■ REQUIREMENTS ■
Report every line in the listing that contains the string "description".
───
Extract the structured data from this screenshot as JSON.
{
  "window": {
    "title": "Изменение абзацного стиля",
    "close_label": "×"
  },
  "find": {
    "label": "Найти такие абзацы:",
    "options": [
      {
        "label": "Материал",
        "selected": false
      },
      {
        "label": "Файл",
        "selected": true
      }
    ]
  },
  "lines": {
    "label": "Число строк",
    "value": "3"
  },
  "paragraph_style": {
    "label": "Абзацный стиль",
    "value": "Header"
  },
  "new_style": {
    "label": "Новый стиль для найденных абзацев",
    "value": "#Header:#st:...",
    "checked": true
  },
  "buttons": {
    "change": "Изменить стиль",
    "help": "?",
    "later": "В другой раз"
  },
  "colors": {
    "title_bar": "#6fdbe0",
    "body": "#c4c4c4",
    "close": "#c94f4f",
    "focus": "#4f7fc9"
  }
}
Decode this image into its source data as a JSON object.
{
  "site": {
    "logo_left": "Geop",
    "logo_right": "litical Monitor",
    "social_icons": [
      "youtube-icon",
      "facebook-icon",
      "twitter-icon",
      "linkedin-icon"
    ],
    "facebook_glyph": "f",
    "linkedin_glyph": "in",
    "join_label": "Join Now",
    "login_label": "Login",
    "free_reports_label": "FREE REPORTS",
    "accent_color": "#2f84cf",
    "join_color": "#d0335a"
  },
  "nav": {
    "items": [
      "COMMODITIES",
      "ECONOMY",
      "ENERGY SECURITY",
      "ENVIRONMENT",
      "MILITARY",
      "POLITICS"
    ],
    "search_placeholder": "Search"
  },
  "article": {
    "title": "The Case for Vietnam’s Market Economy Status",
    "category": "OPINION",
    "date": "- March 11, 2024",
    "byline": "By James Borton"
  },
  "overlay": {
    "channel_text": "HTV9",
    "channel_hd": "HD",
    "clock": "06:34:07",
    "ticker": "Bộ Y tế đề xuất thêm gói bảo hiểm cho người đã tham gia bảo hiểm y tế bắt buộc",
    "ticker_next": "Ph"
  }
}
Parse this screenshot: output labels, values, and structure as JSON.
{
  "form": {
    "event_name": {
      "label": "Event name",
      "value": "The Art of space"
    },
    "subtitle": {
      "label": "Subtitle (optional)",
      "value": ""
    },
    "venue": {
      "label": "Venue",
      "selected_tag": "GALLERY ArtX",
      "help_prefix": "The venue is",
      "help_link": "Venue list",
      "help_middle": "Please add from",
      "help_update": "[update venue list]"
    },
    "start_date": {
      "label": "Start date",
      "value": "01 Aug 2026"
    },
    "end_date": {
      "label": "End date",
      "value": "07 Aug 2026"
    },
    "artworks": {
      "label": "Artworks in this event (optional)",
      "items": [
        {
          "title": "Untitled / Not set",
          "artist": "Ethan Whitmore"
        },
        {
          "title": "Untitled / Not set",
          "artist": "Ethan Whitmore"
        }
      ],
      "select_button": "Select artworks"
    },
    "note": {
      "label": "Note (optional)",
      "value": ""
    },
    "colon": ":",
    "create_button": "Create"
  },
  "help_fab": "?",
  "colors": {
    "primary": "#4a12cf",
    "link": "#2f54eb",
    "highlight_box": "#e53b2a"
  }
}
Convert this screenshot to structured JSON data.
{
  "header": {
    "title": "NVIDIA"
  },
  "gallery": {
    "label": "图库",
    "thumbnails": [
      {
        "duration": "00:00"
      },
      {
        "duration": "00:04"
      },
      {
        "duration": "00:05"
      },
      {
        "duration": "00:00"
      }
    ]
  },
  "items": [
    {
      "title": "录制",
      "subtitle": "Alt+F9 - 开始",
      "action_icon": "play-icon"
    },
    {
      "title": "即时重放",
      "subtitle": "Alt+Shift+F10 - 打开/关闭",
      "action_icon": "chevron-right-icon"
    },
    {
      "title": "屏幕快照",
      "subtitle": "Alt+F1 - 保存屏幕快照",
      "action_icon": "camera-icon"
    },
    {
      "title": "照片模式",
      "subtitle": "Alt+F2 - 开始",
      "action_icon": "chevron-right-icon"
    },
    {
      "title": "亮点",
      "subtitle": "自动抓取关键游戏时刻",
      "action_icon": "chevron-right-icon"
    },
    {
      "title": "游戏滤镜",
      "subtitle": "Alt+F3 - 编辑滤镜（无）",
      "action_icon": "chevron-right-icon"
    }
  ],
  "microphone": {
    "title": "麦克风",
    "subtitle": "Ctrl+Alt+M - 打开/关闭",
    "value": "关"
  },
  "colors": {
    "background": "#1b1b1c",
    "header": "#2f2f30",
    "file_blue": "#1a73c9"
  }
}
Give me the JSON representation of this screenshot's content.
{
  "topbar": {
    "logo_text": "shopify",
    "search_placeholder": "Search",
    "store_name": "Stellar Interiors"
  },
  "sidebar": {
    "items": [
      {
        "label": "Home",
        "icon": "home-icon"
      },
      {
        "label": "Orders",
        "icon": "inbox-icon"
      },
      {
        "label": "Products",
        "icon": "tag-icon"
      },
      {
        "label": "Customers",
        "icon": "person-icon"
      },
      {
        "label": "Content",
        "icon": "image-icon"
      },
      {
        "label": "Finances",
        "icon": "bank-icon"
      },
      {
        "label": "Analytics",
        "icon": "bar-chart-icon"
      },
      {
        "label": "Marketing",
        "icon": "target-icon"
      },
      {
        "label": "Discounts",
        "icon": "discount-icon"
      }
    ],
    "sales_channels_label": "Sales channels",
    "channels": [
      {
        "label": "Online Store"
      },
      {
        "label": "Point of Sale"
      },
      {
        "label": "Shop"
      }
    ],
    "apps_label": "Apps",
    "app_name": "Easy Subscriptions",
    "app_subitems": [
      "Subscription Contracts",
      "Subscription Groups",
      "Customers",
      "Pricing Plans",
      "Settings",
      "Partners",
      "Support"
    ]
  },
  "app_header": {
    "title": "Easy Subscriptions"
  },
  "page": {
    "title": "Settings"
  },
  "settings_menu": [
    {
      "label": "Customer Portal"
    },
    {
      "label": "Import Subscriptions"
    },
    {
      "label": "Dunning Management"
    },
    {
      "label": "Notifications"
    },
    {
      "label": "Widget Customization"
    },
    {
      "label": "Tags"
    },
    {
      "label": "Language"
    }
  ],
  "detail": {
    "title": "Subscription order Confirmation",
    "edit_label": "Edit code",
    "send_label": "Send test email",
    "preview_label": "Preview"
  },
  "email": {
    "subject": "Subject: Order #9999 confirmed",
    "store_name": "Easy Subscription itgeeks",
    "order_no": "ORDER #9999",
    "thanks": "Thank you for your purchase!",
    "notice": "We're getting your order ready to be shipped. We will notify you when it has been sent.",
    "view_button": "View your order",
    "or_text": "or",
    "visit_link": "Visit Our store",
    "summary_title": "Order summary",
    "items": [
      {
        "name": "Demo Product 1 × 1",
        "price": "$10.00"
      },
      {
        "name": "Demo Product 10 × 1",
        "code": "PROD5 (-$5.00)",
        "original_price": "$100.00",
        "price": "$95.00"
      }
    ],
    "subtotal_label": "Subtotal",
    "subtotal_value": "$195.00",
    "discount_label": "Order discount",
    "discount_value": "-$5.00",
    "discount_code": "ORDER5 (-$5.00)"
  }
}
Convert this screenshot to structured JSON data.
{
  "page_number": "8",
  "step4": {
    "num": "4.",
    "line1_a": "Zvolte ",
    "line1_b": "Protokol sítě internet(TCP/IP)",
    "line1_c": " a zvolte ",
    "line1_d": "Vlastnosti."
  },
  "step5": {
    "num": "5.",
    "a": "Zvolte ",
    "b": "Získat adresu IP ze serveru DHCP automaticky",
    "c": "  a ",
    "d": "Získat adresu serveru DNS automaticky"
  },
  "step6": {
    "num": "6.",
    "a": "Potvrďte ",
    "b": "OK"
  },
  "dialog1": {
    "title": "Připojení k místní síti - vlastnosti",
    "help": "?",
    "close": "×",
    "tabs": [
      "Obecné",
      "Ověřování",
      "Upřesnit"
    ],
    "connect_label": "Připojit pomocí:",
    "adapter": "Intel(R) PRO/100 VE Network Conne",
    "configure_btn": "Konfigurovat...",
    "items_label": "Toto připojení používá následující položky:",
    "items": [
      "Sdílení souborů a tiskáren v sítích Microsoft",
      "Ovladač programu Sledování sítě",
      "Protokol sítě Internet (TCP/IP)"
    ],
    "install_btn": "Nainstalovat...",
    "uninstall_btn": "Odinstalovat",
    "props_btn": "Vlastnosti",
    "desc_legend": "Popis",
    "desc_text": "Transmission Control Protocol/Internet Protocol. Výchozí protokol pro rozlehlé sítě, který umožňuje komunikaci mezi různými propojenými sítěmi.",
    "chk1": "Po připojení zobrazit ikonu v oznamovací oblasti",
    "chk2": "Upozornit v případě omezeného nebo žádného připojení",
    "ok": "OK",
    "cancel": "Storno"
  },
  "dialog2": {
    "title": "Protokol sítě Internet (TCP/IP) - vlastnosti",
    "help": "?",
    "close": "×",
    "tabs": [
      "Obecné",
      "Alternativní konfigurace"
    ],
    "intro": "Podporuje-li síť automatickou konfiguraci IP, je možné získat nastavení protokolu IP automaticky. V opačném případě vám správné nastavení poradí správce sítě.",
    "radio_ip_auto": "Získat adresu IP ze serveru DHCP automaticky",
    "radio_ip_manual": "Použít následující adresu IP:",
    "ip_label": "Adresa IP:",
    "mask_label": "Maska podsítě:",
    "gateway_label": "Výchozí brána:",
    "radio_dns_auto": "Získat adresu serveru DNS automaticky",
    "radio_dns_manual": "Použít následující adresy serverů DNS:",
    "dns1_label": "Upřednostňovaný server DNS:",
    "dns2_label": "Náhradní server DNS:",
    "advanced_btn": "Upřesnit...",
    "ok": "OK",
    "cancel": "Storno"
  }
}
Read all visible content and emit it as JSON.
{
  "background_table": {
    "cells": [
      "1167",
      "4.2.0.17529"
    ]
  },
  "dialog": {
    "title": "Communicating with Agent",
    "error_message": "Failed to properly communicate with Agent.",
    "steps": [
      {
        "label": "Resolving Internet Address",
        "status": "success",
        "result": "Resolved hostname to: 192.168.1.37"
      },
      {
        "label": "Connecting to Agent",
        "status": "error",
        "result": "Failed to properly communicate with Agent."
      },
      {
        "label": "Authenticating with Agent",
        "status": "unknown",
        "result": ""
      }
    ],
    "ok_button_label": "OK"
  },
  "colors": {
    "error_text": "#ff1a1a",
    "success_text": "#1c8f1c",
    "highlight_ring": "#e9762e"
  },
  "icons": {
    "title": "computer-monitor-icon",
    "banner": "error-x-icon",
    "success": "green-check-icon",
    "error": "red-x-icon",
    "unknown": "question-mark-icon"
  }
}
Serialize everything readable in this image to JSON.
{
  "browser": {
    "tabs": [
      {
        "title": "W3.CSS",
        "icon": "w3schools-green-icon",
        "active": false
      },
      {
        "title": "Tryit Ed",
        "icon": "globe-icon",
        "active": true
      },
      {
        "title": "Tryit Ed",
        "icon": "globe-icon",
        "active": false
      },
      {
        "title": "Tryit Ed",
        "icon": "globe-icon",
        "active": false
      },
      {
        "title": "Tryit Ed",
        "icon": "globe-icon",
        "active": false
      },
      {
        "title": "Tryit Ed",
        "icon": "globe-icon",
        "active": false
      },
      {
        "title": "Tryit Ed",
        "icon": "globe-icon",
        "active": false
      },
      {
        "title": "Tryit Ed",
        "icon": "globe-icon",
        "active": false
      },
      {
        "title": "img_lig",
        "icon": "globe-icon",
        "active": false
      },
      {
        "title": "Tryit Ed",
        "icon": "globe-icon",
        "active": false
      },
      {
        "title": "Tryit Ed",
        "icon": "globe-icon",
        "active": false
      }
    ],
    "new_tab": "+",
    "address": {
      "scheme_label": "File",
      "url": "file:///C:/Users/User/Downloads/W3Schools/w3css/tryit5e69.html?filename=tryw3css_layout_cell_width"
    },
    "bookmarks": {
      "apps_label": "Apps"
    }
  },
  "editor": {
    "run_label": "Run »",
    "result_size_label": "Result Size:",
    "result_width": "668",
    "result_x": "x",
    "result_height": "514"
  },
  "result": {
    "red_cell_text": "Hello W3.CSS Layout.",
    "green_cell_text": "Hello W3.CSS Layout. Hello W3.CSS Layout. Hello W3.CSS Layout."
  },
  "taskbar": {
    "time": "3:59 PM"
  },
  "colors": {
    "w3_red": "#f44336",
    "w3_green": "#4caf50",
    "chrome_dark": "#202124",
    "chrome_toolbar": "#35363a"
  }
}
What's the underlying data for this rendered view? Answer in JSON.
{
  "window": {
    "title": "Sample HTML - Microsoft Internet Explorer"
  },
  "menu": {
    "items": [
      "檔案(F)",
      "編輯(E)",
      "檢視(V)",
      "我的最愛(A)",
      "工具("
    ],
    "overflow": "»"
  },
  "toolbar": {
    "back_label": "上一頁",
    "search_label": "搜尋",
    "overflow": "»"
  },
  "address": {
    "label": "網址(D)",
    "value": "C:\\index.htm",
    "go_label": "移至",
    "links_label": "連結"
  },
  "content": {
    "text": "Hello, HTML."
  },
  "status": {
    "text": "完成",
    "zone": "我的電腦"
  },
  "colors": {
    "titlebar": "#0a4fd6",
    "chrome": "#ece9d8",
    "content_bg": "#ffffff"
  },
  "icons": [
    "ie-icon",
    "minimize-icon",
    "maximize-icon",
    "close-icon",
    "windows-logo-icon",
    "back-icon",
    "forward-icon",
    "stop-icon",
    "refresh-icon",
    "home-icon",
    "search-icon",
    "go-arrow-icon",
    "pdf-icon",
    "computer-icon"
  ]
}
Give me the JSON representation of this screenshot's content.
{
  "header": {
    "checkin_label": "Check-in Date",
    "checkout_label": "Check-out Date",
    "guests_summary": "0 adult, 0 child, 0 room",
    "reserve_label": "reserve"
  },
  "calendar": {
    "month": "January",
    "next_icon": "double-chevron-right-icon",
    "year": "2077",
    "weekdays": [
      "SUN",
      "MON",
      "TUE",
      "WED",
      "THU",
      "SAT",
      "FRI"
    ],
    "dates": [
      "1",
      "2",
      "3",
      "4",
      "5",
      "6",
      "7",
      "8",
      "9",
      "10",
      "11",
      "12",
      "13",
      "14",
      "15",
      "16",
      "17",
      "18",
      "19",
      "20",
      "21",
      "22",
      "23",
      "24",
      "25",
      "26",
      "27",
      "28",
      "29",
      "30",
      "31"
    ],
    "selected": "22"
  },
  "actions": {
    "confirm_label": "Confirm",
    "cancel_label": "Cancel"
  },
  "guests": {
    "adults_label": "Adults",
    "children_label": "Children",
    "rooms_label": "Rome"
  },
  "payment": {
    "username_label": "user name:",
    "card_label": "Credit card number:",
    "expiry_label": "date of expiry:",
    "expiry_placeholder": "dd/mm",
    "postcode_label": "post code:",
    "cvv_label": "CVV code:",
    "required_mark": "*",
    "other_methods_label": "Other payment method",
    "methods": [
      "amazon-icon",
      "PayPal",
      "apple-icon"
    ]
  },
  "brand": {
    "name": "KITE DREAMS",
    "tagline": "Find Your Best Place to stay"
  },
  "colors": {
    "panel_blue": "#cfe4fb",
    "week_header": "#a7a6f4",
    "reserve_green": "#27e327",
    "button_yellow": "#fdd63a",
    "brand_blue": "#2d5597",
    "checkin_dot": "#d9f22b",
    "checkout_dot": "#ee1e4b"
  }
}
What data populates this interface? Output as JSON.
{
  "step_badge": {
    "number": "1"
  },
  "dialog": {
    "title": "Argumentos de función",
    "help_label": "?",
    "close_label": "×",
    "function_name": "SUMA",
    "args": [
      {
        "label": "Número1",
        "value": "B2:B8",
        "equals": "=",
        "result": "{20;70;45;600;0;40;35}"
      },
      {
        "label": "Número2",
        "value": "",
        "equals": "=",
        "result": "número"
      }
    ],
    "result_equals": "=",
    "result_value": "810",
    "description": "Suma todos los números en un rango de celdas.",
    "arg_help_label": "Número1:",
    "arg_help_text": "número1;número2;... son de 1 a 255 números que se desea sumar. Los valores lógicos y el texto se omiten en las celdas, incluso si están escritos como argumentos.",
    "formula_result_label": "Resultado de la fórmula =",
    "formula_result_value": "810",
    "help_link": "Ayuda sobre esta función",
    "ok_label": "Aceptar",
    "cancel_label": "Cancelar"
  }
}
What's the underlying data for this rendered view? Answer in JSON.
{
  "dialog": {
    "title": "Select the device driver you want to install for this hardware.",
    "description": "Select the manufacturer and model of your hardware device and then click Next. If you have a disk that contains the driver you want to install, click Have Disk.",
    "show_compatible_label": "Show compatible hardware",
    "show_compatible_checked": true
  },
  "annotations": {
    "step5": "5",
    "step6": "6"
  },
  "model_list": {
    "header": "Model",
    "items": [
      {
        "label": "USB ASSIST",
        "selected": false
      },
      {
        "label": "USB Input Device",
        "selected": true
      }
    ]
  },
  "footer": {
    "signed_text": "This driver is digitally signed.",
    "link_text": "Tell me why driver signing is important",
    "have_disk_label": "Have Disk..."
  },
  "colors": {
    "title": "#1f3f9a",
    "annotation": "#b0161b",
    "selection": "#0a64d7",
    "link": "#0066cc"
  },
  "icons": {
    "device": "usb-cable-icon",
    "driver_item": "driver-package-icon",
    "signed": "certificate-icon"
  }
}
───
■ REPLY ■
    "description": "Suma todos los números en un rango de celdas.",
    "description": "Select the manufacturer and model of your hardware device and then click Next. If you have a disk that contains the driver you want to install, click Have Disk.",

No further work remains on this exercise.